Work to complete: For each line below that contains the word "palabras", return that line.

Document page text data:
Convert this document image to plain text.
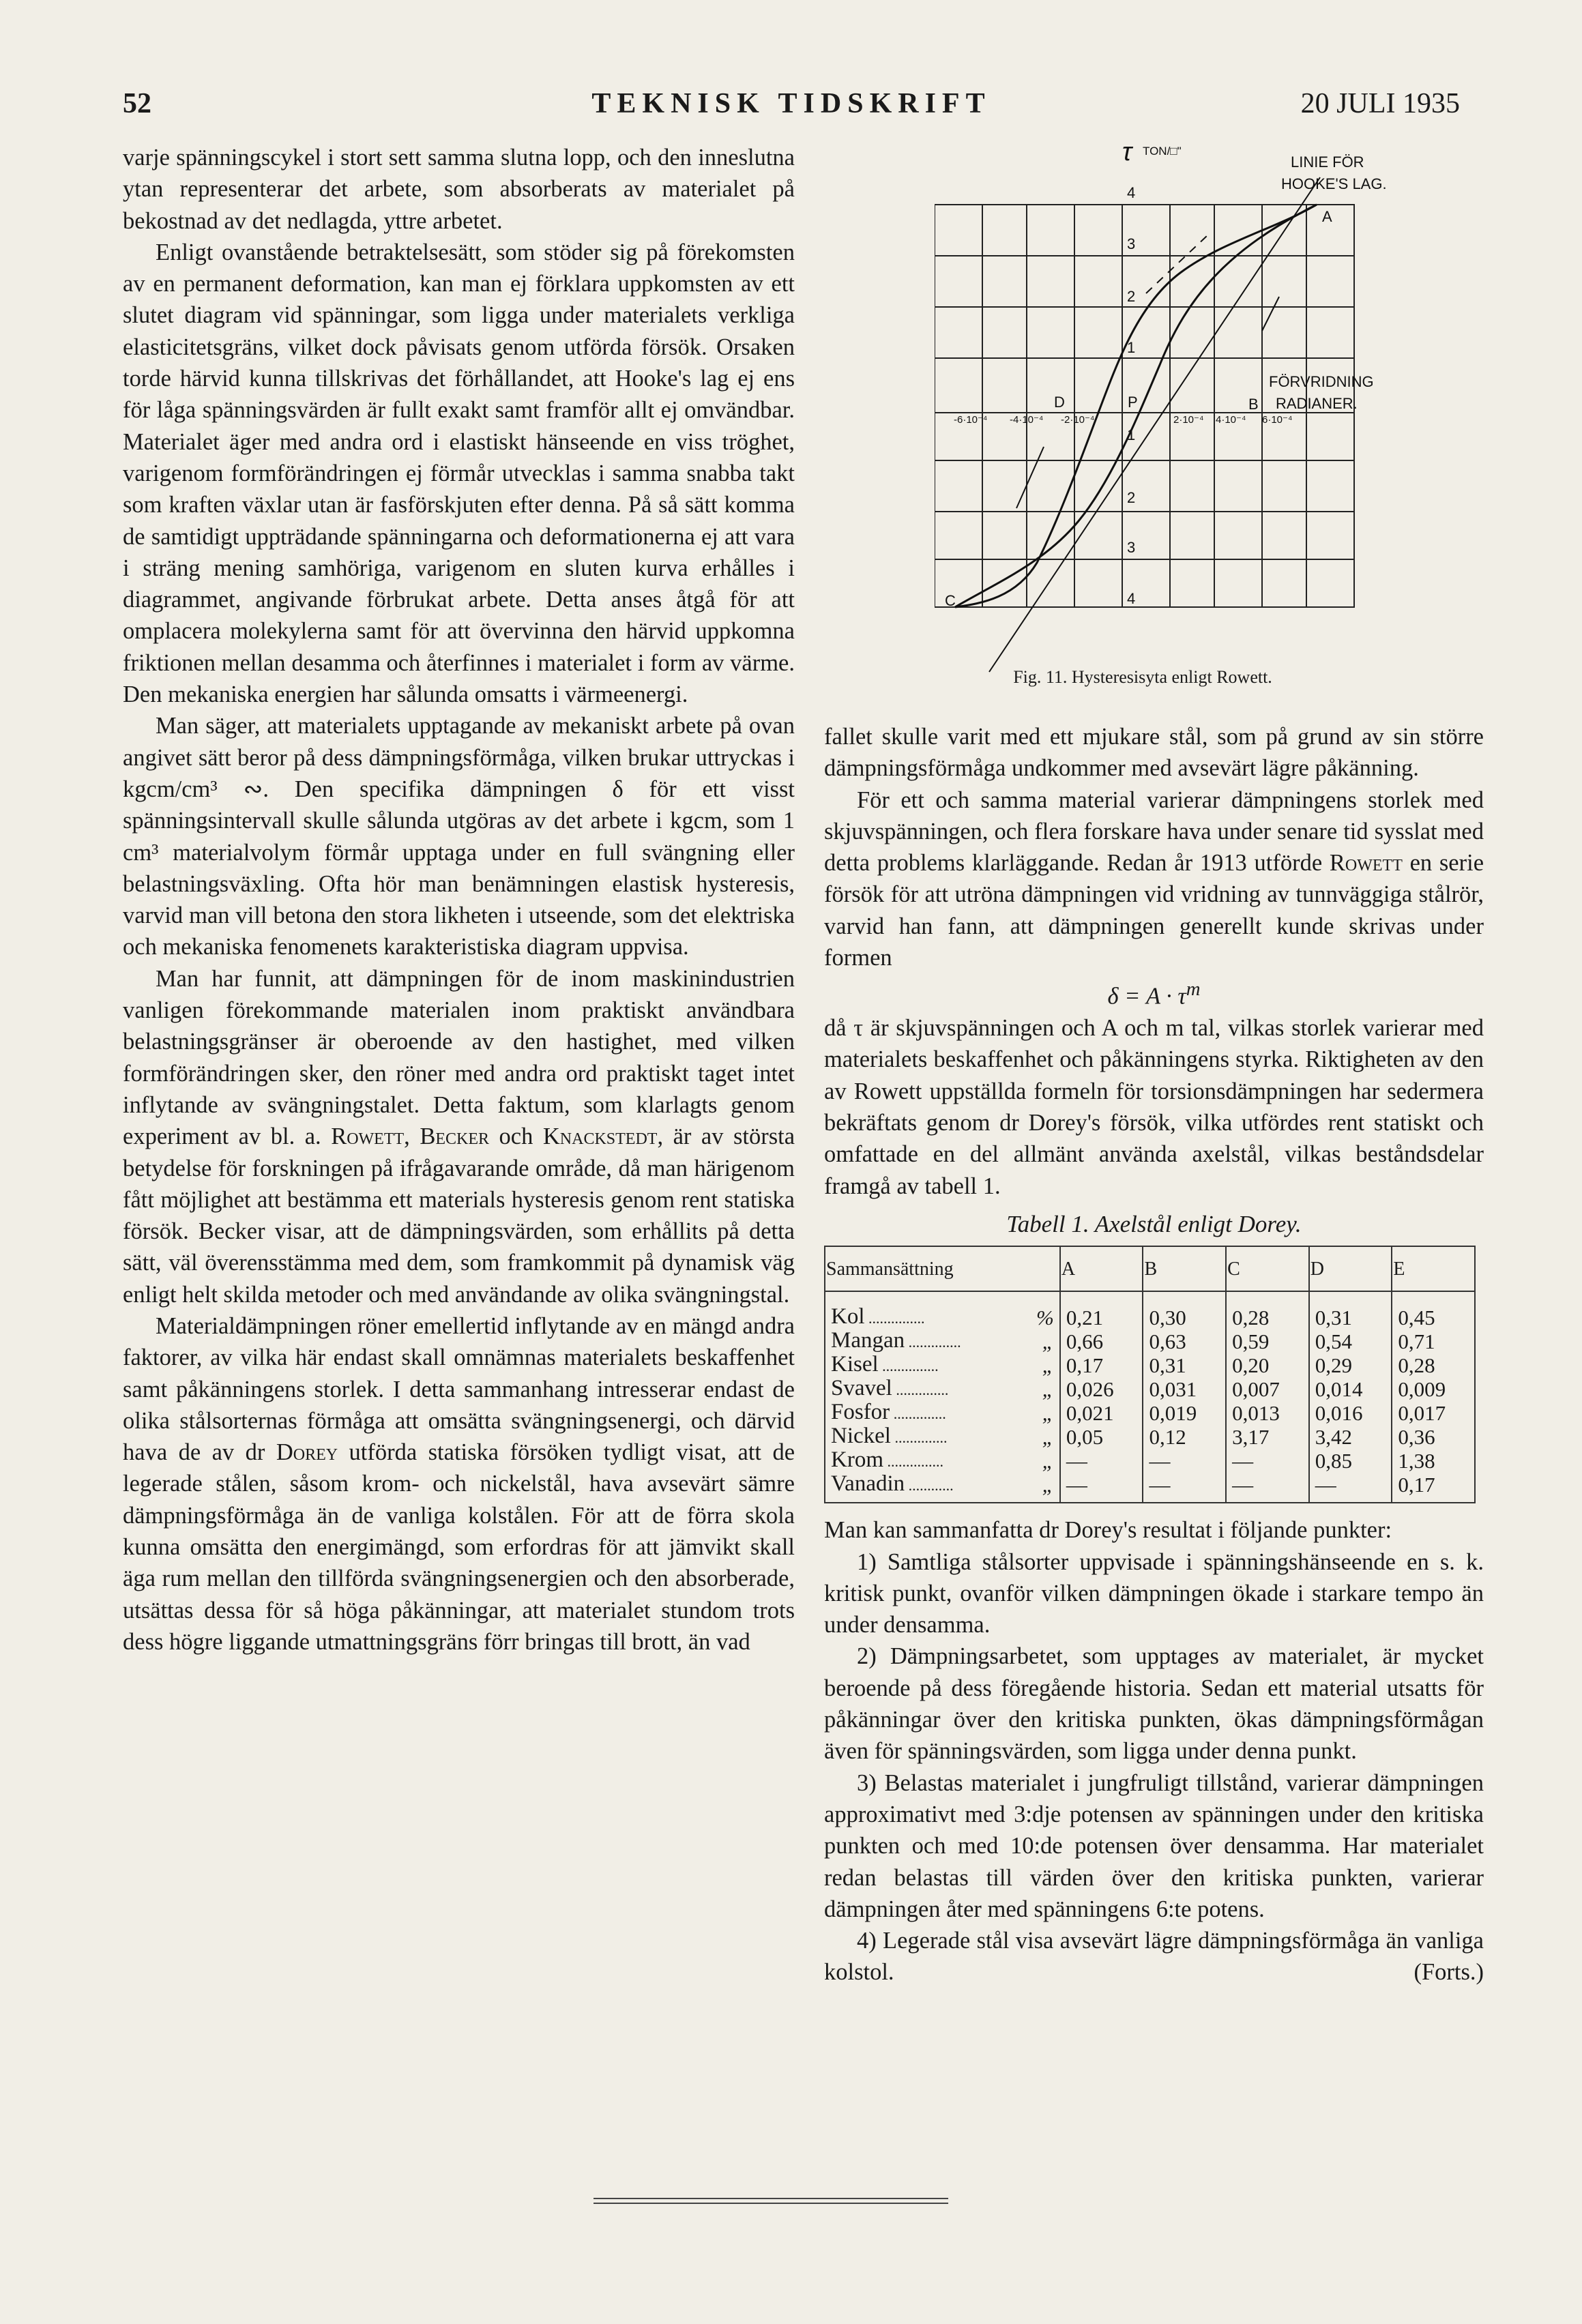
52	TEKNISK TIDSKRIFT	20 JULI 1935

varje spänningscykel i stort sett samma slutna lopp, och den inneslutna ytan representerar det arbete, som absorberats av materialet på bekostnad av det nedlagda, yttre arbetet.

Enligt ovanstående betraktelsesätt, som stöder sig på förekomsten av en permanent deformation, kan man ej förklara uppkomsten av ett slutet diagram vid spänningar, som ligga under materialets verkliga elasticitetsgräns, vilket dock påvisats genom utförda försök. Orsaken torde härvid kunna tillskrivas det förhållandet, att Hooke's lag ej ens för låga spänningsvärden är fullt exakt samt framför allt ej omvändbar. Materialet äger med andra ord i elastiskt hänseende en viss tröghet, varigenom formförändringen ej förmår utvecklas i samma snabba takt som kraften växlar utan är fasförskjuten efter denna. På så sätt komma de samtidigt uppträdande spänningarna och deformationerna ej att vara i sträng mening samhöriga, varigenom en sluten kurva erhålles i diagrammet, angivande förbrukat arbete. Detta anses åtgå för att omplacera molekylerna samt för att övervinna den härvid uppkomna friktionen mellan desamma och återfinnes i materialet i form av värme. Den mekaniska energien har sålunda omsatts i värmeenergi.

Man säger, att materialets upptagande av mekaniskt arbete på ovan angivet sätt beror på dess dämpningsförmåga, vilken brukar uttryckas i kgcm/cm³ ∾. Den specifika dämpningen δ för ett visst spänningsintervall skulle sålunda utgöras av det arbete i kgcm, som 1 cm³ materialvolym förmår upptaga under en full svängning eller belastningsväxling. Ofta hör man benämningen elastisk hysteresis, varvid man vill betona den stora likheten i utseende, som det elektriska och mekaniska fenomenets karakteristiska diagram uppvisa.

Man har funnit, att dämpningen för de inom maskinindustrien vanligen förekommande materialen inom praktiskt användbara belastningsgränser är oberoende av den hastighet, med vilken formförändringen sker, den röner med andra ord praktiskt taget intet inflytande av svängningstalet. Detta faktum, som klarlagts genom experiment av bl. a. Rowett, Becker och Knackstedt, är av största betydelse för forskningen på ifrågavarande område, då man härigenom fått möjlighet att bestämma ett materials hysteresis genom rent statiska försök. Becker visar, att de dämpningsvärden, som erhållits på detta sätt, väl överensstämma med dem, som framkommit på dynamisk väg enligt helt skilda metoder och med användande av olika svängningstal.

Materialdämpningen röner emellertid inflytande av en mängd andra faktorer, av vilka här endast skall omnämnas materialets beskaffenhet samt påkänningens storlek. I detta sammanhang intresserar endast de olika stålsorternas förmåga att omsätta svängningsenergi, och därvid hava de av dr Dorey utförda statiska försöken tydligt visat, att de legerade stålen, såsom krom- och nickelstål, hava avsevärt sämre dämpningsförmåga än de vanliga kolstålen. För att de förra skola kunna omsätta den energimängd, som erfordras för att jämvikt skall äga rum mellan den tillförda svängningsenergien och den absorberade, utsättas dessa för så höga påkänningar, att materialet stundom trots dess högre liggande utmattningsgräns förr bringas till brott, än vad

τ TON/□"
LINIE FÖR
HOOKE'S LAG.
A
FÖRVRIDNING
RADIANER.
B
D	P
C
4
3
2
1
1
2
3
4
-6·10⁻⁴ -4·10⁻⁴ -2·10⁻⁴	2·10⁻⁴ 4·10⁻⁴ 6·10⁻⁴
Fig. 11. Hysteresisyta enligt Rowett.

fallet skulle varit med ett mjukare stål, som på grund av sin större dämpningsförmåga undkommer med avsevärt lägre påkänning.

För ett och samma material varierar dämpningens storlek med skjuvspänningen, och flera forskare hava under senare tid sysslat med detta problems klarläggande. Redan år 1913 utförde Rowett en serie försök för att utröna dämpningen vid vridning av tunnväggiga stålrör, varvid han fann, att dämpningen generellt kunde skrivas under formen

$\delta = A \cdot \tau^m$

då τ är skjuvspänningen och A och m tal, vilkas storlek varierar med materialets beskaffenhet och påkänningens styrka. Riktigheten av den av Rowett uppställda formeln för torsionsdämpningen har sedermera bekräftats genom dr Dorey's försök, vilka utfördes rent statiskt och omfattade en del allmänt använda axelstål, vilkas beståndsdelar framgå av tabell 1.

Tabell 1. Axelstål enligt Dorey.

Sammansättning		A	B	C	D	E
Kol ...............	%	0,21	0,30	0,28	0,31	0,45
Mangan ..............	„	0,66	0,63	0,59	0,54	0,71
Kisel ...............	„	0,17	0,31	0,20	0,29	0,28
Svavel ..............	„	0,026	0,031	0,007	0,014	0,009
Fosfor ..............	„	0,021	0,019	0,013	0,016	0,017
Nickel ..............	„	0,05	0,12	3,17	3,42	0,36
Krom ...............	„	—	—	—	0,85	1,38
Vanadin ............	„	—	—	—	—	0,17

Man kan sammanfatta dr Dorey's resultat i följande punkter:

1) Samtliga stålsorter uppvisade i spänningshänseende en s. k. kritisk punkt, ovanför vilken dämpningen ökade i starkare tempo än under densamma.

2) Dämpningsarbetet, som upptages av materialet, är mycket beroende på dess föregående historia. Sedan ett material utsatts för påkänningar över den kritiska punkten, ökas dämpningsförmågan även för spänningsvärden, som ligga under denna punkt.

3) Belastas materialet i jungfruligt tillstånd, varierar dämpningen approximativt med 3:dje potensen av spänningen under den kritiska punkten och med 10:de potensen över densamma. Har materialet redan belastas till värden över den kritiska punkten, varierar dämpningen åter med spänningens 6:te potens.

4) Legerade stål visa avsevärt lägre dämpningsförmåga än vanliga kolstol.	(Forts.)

...

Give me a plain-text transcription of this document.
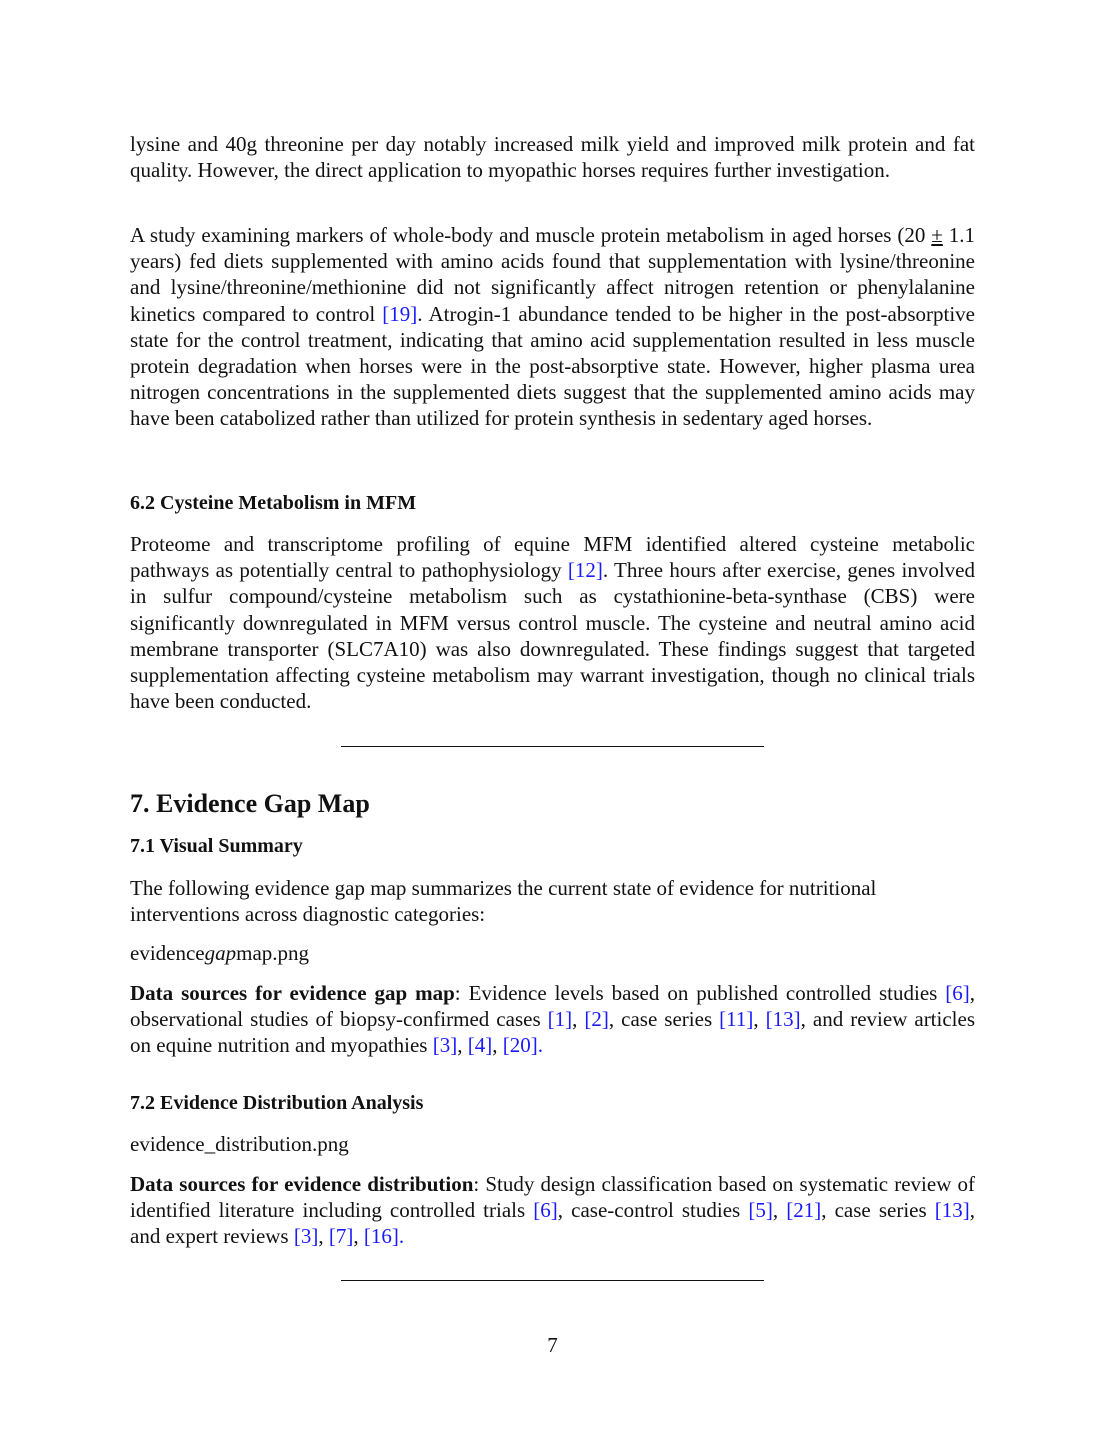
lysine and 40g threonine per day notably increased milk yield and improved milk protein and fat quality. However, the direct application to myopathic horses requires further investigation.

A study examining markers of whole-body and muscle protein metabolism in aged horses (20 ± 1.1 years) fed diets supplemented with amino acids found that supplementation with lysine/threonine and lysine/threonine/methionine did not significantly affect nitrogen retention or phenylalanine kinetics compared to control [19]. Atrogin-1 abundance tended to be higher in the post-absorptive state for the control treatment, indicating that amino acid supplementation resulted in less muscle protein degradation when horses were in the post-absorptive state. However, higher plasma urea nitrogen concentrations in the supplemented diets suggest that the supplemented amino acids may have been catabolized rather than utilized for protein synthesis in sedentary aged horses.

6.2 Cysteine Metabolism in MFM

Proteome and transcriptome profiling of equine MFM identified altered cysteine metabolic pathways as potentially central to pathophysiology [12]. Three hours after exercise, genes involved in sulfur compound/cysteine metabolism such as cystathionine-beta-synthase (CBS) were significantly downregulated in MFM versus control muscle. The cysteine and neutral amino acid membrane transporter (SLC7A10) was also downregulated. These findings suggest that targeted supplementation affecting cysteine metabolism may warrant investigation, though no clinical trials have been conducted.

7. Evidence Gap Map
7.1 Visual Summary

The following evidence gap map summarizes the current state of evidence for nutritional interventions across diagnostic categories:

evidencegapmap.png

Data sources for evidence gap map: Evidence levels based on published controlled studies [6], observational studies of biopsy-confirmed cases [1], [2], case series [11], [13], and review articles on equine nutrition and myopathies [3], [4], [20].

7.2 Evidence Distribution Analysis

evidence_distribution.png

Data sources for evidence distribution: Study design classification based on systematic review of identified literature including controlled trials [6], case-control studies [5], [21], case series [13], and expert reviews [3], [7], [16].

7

...

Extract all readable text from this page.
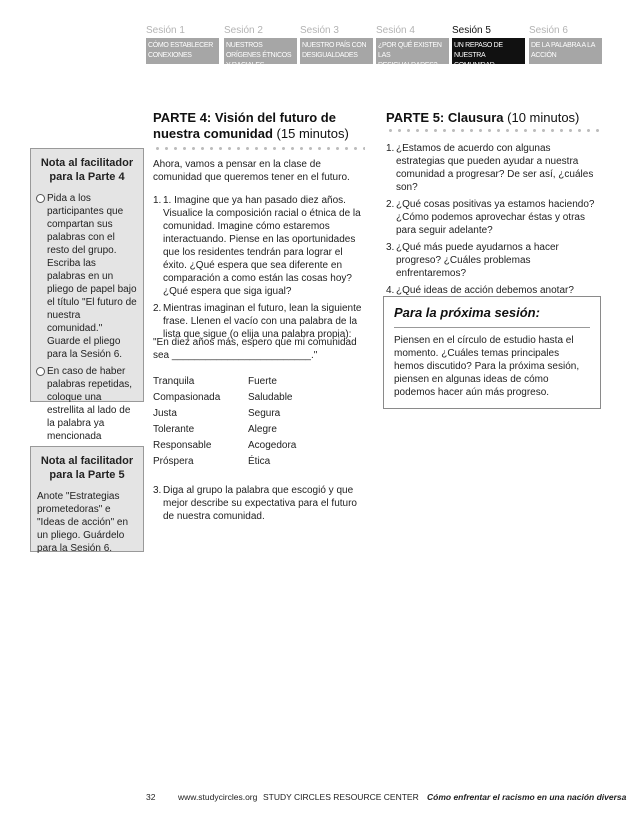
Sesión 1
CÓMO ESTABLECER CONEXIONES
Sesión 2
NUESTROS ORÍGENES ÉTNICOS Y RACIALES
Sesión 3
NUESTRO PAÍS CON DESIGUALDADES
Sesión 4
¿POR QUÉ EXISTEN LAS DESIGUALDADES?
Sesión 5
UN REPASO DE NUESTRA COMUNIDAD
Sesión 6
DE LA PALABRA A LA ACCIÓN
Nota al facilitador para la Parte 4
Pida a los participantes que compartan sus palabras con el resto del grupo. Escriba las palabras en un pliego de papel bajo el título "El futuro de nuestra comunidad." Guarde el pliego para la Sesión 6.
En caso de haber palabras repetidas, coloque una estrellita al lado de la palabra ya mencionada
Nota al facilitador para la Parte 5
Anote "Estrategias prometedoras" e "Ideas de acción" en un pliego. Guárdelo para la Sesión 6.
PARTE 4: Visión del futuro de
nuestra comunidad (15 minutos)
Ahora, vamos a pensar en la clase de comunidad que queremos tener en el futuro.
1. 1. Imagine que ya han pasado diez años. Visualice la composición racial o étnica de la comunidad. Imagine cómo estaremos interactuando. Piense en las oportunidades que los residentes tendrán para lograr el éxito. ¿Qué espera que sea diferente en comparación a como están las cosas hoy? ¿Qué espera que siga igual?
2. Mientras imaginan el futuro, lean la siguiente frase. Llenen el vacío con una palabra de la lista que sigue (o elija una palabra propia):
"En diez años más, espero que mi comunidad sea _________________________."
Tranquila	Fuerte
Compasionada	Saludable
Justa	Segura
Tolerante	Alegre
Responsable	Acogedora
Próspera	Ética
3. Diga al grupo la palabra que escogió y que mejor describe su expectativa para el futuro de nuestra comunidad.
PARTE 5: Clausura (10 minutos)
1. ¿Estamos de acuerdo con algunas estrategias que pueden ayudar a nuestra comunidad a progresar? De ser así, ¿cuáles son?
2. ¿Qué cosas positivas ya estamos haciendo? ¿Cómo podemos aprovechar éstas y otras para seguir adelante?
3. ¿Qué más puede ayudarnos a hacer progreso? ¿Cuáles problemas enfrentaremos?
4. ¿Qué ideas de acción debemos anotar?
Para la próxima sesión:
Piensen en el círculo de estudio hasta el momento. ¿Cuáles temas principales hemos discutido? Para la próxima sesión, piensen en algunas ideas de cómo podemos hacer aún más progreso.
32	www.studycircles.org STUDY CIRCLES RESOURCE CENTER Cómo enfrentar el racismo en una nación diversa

Solution to the problem:
Pida a los participantes que compartan sus palabras con el resto del grupo. Escriba las palabras en un pliego de papel bajo el título "El futuro de nuestra comunidad." Guarde el pliego para la Sesión 6.
En caso de haber palabras repetidas, coloque una estrellita al lado de la palabra ya mencionada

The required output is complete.